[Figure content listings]
╔══

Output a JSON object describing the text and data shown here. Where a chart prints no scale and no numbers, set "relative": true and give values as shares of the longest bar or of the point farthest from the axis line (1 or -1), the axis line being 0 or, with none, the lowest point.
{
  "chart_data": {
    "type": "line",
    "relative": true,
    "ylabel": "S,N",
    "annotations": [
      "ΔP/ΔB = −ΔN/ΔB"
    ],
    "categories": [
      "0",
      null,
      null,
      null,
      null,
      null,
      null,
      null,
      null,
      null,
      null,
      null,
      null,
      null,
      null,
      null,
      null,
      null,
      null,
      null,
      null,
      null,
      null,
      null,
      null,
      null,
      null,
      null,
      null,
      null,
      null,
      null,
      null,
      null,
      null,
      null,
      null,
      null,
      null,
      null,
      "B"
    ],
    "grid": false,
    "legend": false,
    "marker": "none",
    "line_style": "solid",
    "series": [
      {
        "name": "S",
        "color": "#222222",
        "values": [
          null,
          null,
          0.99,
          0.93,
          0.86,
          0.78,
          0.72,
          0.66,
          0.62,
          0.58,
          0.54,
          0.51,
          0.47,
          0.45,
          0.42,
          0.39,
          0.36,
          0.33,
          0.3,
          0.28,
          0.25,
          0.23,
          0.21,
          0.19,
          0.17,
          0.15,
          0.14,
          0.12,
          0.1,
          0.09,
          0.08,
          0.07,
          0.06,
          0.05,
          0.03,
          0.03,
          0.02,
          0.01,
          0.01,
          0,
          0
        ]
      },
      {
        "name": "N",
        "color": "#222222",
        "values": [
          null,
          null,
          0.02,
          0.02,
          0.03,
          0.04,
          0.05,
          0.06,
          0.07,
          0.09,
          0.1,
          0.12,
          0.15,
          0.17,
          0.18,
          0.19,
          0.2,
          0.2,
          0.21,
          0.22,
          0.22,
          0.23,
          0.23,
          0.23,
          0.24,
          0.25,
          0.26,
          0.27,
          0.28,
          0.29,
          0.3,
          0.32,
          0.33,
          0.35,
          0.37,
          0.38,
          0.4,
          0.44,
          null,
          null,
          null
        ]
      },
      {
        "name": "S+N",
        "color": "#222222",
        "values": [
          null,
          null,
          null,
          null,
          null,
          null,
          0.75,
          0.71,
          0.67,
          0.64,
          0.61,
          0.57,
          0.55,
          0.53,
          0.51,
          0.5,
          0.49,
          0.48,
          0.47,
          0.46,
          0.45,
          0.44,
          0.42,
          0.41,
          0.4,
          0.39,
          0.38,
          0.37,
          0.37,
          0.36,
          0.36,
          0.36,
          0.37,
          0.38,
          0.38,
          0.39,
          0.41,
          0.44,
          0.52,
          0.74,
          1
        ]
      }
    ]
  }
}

╚══

[EXERCISE REQUIREMENTS]
Identify the lines that hold the word "relative". Copy every one of them.

[CORRECT RESPONSE]
Output a JSON object describing the text and data shown here. Where a chart prints no scale and no numbers, set "relative": true and give values as shares of the longest bar or of the point farthest from the axis line (1 or -1), the axis line being 0 or, with none, the lowest point.
    "relative": true,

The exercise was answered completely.